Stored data
Begin
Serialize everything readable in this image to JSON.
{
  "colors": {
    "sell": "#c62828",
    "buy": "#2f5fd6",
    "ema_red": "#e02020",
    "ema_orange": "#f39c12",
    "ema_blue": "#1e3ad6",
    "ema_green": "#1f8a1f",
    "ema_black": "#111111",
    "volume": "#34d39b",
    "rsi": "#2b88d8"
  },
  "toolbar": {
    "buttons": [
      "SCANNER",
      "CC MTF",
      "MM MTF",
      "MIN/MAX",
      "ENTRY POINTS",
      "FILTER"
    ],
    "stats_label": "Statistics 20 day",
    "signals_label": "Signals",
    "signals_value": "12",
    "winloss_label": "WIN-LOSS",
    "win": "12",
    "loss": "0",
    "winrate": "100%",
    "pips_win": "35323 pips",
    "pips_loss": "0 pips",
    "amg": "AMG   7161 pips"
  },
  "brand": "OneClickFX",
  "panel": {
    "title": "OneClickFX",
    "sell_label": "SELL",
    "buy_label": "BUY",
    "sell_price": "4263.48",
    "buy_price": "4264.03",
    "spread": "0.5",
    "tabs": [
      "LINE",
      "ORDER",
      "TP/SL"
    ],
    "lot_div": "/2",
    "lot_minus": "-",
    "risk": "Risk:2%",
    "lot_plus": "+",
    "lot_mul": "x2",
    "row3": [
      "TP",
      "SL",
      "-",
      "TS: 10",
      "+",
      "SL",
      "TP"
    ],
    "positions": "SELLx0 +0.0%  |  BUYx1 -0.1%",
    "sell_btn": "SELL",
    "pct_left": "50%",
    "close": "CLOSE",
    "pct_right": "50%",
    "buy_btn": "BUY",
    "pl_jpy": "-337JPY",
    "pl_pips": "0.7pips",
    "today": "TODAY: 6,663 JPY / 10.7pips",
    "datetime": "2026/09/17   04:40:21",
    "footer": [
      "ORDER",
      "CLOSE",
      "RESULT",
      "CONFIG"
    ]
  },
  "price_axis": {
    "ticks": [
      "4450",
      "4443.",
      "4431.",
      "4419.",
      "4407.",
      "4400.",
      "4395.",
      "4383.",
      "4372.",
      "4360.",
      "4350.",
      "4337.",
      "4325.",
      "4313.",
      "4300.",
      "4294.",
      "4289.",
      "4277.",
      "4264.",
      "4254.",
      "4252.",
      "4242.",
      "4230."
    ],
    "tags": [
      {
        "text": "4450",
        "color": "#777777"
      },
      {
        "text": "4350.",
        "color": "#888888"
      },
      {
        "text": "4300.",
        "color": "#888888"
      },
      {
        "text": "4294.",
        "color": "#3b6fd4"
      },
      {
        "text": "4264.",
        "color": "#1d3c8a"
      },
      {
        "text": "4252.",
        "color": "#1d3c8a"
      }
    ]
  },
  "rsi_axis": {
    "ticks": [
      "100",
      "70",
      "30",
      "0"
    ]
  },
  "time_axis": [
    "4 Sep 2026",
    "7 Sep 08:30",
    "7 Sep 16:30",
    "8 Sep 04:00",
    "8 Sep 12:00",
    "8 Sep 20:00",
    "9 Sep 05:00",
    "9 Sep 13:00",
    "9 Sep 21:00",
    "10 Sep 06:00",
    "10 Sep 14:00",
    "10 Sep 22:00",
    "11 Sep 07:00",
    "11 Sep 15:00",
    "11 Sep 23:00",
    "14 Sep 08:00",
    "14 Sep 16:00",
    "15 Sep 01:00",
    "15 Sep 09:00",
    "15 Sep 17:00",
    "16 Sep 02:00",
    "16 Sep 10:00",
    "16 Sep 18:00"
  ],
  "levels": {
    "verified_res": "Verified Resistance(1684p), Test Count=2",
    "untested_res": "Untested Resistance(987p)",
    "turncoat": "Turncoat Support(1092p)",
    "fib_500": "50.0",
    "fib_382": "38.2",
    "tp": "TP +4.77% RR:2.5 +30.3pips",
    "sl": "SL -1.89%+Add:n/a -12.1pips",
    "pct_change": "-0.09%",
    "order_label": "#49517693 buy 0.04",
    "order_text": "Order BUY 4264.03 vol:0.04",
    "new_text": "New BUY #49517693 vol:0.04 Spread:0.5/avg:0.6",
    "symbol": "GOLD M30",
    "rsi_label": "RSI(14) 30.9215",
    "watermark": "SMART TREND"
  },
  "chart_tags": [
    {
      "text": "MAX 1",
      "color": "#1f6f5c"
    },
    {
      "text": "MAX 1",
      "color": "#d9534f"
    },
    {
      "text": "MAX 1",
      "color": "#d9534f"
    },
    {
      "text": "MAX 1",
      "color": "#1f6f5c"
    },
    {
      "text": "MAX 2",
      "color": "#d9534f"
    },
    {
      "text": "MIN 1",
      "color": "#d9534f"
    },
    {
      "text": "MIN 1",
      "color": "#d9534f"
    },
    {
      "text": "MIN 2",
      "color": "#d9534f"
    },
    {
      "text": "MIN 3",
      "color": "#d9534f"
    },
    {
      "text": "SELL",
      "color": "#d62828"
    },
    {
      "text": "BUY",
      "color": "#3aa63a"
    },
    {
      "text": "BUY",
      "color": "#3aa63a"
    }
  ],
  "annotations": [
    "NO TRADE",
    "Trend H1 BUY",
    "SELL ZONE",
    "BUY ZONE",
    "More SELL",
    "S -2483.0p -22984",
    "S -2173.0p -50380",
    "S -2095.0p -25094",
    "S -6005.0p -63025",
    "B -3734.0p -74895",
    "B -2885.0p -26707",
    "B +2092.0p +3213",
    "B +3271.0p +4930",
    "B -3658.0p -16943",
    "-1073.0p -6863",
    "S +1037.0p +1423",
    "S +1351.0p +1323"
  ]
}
End
Begin
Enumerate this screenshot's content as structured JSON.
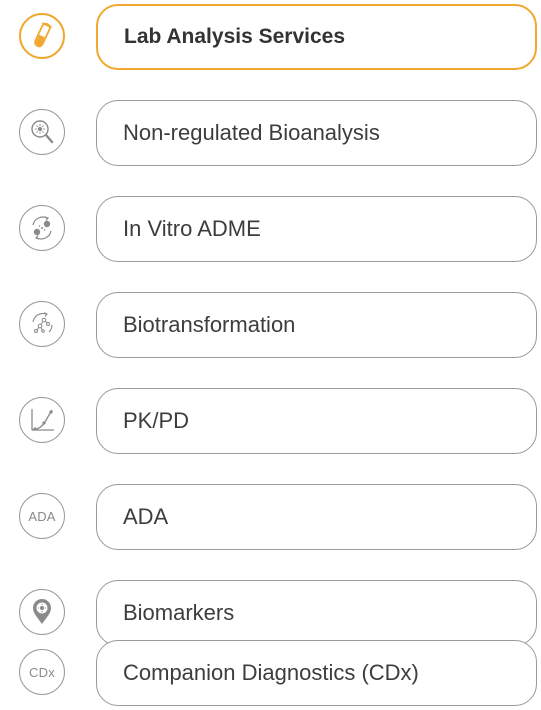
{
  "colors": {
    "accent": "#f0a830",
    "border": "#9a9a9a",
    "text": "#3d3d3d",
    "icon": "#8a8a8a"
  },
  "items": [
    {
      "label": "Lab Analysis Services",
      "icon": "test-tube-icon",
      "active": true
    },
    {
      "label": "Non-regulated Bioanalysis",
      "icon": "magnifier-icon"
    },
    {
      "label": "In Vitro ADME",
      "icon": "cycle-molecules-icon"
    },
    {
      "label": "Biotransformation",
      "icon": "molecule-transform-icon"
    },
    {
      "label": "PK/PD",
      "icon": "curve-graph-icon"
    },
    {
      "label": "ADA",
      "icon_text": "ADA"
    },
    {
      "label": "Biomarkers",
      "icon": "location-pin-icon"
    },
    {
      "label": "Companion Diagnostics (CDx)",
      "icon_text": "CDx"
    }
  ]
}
End
= Work to complete =
Scan the material and collect every line that contains "OneClickFX".

= Solved exercise =
  "brand": "OneClickFX",
    "title": "OneClickFX",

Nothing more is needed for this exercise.